Task directions:
Give only the lines from the one containing "What data populates" through the end of the material below, exactly as written.

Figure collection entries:
* * * * * * * * *
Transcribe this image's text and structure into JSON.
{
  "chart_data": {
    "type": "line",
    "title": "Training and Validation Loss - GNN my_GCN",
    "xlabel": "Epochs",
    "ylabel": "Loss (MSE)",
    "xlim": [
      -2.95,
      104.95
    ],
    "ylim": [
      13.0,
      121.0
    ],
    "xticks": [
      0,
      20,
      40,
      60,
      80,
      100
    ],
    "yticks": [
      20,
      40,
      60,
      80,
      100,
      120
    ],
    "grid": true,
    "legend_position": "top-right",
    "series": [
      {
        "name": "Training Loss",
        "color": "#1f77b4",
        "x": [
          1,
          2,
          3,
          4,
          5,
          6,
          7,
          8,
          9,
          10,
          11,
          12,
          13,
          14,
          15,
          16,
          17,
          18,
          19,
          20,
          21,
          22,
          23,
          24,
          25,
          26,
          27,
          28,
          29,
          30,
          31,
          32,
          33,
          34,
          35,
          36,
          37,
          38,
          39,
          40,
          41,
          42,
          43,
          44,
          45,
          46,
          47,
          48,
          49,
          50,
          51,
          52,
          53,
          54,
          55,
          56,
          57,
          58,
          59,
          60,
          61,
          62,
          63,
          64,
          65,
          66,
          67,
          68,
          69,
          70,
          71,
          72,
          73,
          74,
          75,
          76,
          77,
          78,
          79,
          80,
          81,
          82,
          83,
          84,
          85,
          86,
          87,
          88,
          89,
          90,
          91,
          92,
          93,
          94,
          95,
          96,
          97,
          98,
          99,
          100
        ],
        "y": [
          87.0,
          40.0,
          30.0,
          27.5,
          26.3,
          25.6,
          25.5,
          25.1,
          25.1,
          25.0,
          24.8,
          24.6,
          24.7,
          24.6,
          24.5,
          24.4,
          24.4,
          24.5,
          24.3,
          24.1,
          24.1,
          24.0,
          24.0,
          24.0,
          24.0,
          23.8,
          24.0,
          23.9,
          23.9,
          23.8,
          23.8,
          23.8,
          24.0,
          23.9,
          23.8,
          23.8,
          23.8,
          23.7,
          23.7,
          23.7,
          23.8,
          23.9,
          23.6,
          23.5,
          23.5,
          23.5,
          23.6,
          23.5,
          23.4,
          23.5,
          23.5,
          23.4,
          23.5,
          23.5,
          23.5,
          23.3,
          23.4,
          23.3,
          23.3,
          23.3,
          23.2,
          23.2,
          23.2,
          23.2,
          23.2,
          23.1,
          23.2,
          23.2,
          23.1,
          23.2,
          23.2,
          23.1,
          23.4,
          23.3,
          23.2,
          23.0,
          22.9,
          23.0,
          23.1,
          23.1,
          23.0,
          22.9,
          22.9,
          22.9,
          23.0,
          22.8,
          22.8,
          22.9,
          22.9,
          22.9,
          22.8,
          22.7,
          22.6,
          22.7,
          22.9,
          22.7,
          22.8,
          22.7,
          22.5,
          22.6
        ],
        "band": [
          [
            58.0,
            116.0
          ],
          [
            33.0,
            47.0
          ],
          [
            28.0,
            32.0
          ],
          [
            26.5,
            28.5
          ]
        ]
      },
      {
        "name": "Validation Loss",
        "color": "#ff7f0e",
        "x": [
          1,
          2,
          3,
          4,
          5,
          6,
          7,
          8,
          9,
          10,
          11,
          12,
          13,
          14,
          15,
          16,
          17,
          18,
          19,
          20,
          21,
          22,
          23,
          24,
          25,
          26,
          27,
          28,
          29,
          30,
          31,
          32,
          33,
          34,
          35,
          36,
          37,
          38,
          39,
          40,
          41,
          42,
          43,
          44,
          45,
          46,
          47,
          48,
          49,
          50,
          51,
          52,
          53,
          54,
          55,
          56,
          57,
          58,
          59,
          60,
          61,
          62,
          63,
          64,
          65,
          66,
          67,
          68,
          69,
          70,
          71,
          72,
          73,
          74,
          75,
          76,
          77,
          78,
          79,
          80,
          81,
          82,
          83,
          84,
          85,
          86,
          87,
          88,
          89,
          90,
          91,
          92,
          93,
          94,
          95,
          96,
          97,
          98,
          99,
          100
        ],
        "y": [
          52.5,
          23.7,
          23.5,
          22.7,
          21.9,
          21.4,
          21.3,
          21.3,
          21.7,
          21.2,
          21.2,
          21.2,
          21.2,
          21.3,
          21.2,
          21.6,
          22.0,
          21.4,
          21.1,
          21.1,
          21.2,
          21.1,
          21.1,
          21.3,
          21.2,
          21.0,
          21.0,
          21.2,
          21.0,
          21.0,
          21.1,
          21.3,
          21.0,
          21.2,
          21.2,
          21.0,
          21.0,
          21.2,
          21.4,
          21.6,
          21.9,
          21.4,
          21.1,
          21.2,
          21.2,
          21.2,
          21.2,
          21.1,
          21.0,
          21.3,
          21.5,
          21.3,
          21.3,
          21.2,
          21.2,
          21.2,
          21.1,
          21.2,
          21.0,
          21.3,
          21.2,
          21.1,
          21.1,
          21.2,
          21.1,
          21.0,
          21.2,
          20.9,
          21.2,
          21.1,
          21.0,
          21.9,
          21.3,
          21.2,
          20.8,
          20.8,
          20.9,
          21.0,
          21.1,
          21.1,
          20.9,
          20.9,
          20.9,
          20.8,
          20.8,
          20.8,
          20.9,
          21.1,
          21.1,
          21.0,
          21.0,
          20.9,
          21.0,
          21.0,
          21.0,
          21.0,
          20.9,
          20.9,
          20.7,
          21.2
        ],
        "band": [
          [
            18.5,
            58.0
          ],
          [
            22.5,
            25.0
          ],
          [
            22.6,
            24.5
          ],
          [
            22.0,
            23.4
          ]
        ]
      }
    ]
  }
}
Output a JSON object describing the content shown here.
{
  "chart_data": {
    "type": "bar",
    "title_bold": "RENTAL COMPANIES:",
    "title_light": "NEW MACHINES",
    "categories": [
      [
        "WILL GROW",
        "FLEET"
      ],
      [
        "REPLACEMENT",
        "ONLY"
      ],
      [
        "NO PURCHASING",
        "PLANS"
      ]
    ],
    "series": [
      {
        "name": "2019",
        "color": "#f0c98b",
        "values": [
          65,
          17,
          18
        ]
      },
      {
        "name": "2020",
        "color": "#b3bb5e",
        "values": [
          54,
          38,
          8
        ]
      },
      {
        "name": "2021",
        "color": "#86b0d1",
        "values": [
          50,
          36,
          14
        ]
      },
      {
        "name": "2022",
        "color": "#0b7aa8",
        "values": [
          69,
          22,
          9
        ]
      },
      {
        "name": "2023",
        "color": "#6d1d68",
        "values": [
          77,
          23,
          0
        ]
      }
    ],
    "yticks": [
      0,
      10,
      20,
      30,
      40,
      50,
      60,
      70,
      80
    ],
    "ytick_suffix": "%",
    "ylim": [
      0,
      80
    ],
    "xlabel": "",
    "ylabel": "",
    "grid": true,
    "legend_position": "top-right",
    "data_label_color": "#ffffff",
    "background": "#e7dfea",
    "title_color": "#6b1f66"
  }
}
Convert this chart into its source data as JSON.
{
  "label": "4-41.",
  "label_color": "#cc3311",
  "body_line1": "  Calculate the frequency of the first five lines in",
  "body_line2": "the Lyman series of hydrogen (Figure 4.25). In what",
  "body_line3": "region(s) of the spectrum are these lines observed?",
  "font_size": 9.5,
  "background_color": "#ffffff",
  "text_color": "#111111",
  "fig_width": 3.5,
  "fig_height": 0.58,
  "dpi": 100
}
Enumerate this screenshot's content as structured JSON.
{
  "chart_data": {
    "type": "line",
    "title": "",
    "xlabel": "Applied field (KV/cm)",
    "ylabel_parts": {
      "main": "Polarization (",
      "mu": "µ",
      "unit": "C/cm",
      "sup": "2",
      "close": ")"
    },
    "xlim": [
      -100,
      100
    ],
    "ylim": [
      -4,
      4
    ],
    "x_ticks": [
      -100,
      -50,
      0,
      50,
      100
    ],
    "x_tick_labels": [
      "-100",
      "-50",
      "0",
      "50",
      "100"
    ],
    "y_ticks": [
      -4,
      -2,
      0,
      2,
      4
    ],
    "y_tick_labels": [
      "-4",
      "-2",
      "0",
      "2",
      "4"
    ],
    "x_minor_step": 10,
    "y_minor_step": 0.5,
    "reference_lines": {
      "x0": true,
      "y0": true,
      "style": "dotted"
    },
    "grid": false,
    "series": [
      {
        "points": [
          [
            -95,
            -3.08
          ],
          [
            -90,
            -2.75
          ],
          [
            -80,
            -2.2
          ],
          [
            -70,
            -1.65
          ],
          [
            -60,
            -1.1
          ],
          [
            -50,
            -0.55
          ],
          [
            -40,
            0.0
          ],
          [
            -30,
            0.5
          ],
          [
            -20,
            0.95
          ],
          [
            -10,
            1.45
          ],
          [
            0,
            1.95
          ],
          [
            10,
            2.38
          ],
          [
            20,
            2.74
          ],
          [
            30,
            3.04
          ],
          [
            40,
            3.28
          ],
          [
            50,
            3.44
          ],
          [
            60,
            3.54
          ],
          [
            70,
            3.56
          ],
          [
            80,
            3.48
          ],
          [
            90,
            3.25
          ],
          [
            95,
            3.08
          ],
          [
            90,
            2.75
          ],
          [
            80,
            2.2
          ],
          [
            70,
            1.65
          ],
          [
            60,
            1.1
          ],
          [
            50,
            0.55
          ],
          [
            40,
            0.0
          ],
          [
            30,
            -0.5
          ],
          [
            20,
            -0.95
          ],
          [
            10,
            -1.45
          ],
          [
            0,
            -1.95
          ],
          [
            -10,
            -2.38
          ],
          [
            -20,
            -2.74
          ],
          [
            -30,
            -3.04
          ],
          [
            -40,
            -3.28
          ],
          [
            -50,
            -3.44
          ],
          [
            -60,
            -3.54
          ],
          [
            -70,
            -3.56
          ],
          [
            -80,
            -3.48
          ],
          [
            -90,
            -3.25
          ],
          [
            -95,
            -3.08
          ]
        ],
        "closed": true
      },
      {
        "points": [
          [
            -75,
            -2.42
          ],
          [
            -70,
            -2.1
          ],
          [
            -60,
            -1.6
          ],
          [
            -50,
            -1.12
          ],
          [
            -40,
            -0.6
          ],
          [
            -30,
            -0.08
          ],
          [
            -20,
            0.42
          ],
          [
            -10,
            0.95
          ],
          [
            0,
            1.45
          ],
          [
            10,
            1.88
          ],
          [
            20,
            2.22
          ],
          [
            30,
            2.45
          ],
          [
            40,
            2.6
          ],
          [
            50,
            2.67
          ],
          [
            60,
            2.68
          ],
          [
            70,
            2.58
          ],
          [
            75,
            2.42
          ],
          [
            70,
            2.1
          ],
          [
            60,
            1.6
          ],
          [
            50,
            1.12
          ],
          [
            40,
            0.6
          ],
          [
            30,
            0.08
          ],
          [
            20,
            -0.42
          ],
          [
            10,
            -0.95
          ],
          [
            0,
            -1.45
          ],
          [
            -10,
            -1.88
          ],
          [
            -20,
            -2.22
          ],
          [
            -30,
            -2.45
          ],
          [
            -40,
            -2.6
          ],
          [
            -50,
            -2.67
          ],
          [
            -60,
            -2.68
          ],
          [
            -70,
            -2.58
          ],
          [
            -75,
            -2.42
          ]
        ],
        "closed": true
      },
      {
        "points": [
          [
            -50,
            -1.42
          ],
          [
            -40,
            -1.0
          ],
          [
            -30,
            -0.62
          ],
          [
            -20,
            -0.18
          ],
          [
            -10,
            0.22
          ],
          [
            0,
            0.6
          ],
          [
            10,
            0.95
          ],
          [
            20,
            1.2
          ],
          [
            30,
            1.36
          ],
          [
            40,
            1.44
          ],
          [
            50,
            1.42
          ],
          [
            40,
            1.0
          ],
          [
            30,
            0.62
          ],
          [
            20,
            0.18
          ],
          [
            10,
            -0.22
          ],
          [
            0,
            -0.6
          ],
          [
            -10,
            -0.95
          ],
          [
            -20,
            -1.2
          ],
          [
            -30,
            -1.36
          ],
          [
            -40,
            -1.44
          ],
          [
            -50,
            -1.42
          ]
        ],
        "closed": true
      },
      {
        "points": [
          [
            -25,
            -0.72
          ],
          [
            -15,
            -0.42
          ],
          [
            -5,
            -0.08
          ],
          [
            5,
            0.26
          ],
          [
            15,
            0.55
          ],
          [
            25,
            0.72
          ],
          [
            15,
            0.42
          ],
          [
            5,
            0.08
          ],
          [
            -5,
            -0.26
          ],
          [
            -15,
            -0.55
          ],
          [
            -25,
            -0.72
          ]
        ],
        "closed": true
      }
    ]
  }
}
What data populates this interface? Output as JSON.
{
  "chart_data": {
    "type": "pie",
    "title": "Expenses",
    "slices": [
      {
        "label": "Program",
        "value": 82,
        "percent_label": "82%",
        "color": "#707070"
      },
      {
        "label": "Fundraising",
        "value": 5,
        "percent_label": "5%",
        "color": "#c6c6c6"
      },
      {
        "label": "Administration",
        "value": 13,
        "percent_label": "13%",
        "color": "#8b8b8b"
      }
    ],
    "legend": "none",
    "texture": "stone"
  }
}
* * * * * * * * *
Written solution:
What data populates this interface? Output as JSON.
{
  "chart_data": {
    "type": "pie",
    "title": "Expenses",
    "slices": [
      {
        "label": "Program",
        "value": 82,
        "percent_label": "82%",
        "color": "#707070"
      },
      {
        "label": "Fundraising",
        "value": 5,
        "percent_label": "5%",
        "color": "#c6c6c6"
      },
      {
        "label": "Administration",
        "value": 13,
        "percent_label": "13%",
        "color": "#8b8b8b"
      }
    ],
    "legend": "none",
    "texture": "stone"
  }
}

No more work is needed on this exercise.